*Exercise instructions*:
Report each line of the data that has "France" somewhere in it.

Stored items
******************************
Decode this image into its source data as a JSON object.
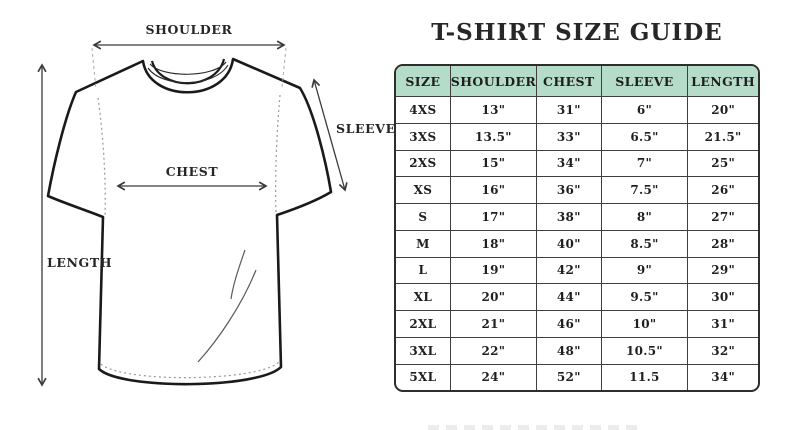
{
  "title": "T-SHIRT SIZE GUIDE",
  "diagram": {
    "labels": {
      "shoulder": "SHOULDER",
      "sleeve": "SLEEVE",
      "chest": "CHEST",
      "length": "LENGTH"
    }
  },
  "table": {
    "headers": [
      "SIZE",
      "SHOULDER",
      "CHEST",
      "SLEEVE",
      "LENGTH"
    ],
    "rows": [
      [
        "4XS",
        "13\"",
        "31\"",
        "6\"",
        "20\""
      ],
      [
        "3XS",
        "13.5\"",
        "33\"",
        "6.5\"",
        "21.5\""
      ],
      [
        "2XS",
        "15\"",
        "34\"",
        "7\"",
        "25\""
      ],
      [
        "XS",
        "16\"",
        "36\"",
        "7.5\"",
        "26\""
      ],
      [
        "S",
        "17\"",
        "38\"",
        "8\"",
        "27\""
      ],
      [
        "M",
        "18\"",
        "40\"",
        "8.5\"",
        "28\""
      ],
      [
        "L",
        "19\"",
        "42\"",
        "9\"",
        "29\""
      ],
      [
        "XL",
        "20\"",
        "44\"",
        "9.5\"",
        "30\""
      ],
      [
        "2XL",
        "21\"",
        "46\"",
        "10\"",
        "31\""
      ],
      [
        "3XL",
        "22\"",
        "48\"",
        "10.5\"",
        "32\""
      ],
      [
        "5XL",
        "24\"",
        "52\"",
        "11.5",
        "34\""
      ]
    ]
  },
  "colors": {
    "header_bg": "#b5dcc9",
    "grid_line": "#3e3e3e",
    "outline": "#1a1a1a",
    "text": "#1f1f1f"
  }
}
******************************
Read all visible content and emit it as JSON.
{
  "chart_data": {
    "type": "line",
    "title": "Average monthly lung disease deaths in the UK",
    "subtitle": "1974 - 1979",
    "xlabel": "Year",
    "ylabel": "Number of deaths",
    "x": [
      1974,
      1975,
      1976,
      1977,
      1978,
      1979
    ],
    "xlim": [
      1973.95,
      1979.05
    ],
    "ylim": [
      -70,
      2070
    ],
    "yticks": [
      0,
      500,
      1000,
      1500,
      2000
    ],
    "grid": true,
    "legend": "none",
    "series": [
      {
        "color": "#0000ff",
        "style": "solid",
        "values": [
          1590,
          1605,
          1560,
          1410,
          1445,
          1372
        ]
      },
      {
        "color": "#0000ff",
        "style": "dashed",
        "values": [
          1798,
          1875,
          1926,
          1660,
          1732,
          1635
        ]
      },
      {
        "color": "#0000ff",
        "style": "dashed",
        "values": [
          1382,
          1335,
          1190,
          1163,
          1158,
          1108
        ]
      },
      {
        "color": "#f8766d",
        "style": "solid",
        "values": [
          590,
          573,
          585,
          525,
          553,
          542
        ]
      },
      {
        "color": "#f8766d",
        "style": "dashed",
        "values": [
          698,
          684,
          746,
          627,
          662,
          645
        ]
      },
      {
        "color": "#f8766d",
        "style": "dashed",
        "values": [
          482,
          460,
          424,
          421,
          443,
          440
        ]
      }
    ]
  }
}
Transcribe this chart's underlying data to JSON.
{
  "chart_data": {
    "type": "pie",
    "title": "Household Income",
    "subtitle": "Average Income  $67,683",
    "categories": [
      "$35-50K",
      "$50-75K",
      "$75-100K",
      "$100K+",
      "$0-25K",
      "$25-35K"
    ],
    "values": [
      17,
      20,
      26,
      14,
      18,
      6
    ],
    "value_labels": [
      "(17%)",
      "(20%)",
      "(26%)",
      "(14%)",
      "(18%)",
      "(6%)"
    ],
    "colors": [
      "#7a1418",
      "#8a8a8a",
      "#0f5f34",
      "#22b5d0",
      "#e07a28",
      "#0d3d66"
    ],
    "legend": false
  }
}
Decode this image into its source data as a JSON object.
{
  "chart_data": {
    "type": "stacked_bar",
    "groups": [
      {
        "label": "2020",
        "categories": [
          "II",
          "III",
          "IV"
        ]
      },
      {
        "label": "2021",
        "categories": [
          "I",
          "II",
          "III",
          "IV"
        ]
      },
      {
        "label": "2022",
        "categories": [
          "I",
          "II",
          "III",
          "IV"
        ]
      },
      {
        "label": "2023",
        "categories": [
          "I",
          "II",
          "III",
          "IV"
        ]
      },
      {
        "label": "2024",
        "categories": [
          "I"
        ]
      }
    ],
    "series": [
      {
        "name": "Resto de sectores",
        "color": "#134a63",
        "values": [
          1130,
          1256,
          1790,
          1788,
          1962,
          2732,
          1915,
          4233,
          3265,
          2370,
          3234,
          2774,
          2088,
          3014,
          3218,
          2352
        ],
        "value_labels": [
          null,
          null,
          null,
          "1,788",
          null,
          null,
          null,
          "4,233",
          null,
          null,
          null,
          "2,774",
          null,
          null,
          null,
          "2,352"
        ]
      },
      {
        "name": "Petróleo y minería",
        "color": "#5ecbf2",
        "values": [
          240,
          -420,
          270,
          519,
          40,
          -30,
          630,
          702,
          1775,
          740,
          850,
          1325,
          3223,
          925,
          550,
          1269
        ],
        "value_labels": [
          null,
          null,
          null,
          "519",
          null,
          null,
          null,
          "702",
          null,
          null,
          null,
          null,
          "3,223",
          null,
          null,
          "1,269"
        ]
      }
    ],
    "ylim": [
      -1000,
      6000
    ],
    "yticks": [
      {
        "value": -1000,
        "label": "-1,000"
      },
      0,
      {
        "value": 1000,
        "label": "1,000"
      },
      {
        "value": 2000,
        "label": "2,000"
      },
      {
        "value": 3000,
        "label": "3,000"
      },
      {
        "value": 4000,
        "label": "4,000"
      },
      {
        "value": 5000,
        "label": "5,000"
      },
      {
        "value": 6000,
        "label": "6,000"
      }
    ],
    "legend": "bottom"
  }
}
******************************
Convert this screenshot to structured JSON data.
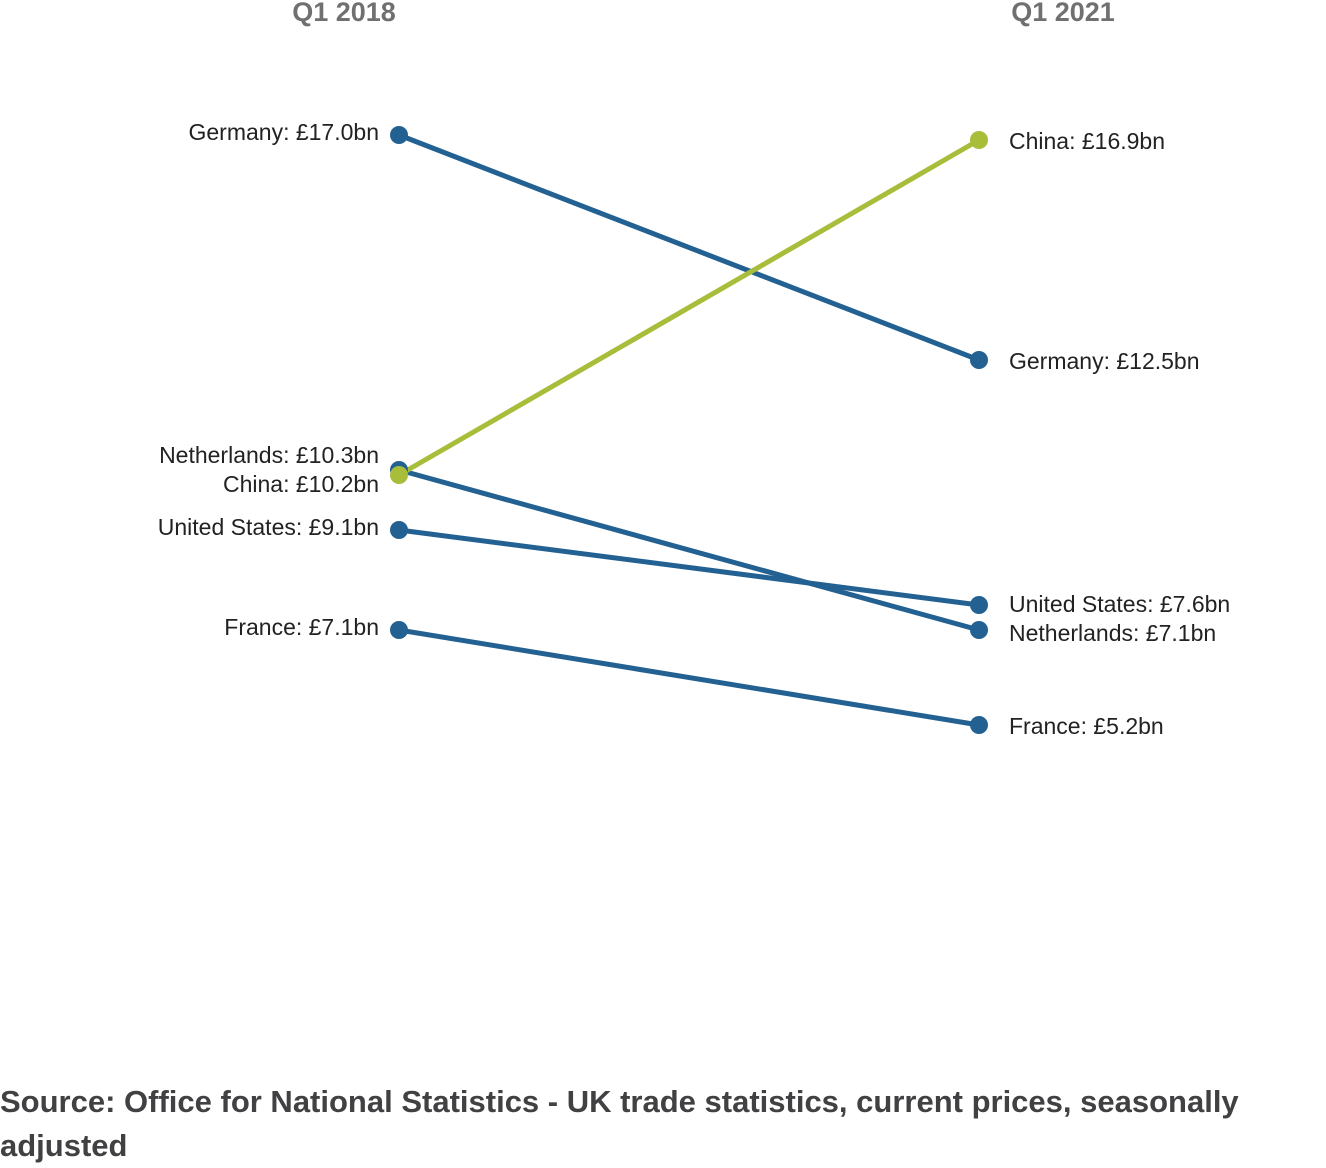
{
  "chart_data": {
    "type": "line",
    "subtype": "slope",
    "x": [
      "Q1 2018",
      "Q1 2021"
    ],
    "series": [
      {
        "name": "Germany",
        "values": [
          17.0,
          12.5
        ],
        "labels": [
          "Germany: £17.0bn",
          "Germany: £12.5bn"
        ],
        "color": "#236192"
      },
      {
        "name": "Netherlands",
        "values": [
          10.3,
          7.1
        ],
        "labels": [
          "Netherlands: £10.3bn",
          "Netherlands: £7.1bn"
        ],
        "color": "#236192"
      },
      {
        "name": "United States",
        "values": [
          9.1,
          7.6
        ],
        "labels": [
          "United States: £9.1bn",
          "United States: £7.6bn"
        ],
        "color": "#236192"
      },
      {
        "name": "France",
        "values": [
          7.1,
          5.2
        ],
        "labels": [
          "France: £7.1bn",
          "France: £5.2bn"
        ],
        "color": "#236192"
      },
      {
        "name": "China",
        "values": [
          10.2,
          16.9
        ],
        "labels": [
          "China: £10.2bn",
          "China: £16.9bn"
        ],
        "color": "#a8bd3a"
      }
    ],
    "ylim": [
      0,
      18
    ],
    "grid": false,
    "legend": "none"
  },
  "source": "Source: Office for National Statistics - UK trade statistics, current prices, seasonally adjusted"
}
******************************
*The response*:
        "name": "France",
          "France: £7.1bn",
          "France: £5.2bn"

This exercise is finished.